Pengeluaran harian istana Salomon sangat mewah, hal ini menekankan kompleksitas dari situasi istana. Ia juga mengembangkan armada perdagangan laut dengan bantuan raja Hiram, ia nampak memiliki hubungan yang dekat dengan negeri Phoenician/Fenesia, dan mereka bersama-sama mengeksploitasi jalur perdagangan laut dibagian selatan yaitu Laut Merah. Segala macam produk eksotis memasuki Yerusalem dari negeri Arab dan afrika.

Juga terdapat kisah yang termasyur tentang kunjungan ratu Sheba, yang mungkin berasal dari wilayah Saba di selatan semenanjung Arab, dan mungkin saja terdapat fakta sejarah mengenai rute perdagangan pada masa itu. Dan juga ia terkenal dengan beberapa bangunan megahnya.

Beberapa dari para ahli berpendapat bahwa kekayaan yang didapat itu kemudian mendanai pembangunan di Yerusalem serta memajukan seni sastra, dan mungkin pada masa ini pencatatan sejarah nasional dimulai, mungkin sumber J. Mereka menanggalkannya pada abad ke-10 SM pada masa Solomon.

Namun kita harus bersifat skeptis mengenai gambar megah Israel dan Yerusalem, karena menurut para arkeolog, Yerusalem adalah sebuah kota kecil; Jumlah penduduk di Yehuda tidaklah besar, dan ia baru menjadi besar sekitar abad ke-8 SM, ketika mereka menampung banyak pengungsi dari negeri utara yang runtuh. Israel tumbang ke tangan bangsa Ashur pada tahun 722 SM, pengungsi inilah yang memperluas Yerusalem.

Sangat sedikit sekali materi arkeologi untuk menyokong gambaran kerajaan yang luar biasa seperti yang tertulis dalam Alkitab. Hazor, Megiddo dan Gezer, 3 kota yang disebut sebagai kota militer yang diperkuat, telah ditemukan dan digali.

Mereka memang menunjukkan adanya gerbang besar yang berongga dan menandakan sebuah benteng besar, juga ditemukan reruntuhan penangkaran kuda, namun para arkeolog berbeda pendapat tentang penanggalan reruntuhan ini. Beberapa mengajukan penanggalan pada zaman Salomon, namun ada yang melihatnya berasal dari masa setelah Salomon.

+ + + + + + +

-- TUGAS WAJIB --
Salin tanpa perubahan bagian teks tentang Salomon di atas yang dibuka dengan kata-kata yang memuat "Pengeluaran harian istana" dan ditutup dengan "Arab dan afrika.".

+ + + + + + +

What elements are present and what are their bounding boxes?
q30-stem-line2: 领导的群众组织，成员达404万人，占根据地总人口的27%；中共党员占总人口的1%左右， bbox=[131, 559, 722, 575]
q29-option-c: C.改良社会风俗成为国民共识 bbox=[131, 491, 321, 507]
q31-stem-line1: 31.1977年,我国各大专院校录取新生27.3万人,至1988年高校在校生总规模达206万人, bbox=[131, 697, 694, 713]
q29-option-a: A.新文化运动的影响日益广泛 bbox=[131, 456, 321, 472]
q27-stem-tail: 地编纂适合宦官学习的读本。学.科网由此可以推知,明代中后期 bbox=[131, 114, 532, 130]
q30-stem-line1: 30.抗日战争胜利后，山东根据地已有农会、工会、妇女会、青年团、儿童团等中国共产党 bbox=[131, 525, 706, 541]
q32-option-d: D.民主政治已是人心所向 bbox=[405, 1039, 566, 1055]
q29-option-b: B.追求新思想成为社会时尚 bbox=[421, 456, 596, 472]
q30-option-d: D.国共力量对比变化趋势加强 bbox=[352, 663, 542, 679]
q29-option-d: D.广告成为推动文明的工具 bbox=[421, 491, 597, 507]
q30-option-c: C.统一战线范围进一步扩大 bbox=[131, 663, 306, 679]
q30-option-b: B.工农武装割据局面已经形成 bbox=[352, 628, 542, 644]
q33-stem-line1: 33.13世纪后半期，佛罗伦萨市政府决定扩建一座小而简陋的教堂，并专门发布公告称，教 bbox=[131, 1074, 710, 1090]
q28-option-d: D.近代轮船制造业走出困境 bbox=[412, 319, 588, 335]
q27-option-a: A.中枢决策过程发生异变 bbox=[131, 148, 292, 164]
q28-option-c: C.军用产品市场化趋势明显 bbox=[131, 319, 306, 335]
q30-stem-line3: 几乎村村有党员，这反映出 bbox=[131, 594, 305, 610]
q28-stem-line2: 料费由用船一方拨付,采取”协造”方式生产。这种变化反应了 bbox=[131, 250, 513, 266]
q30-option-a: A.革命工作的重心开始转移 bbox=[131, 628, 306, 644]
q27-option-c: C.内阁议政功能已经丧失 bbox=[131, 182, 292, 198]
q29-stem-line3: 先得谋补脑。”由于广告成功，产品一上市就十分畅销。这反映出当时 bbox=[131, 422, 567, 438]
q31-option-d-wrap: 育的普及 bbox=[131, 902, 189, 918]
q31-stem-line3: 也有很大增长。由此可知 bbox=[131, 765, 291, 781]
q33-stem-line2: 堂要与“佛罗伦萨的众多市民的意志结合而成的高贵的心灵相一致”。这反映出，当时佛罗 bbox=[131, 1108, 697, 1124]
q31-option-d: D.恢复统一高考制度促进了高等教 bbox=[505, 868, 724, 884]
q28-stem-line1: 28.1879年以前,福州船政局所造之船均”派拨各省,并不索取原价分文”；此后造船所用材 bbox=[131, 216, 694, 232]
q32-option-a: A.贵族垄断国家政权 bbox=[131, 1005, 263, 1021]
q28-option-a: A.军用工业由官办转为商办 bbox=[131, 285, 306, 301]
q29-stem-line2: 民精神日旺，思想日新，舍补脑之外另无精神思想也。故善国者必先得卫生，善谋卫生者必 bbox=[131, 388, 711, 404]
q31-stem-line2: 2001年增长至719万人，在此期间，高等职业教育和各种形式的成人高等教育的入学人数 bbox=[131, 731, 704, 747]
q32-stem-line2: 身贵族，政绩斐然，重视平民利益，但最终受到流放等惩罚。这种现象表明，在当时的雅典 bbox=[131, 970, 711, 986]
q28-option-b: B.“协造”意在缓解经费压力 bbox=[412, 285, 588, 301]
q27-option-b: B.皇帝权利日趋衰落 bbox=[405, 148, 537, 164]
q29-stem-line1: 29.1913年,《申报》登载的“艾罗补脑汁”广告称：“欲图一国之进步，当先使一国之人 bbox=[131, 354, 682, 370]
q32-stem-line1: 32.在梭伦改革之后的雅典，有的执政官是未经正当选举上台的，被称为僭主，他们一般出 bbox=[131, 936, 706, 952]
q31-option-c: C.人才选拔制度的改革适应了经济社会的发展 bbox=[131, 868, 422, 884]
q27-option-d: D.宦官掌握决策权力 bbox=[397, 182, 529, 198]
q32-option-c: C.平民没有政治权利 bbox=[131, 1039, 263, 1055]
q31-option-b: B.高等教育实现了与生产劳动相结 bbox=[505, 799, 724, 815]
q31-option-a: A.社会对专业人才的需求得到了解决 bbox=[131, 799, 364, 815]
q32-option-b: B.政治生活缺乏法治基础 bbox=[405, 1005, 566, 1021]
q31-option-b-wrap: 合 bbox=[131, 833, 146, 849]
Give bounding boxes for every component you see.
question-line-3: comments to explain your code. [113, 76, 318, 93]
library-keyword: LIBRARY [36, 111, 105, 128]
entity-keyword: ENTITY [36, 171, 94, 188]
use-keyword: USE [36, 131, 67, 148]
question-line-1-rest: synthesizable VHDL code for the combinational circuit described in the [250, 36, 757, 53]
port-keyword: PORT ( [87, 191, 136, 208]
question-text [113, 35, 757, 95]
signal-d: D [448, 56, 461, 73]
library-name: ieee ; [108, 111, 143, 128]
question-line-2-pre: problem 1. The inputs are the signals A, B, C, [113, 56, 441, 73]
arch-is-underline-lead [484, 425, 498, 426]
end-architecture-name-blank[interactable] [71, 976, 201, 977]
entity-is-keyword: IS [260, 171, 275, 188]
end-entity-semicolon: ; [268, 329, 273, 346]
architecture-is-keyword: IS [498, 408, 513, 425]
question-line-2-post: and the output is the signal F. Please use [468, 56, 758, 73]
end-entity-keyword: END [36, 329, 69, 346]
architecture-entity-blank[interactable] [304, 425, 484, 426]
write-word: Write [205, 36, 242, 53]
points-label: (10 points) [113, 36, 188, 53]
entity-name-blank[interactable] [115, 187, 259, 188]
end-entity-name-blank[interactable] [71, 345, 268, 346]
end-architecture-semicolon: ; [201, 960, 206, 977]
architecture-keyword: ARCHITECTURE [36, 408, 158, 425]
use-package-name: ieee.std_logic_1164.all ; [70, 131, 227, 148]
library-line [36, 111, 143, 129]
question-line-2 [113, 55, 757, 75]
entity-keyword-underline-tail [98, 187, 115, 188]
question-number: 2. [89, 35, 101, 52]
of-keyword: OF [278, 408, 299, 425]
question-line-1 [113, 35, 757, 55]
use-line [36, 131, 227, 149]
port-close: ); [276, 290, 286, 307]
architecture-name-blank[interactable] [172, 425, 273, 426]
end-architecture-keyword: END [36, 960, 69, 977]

+ + + + + + +

-- PENYELESAIAN --
Pengeluaran harian istana Salomon sangat mewah, hal ini menekankan kompleksitas dari situasi istana. Ia juga mengembangkan armada perdagangan laut dengan bantuan raja Hiram, ia nampak memiliki hubungan yang dekat dengan negeri Phoenician/Fenesia, dan mereka bersama-sama mengeksploitasi jalur perdagangan laut dibagian selatan yaitu Laut Merah. Segala macam produk eksotis memasuki Yerusalem dari negeri Arab dan afrika.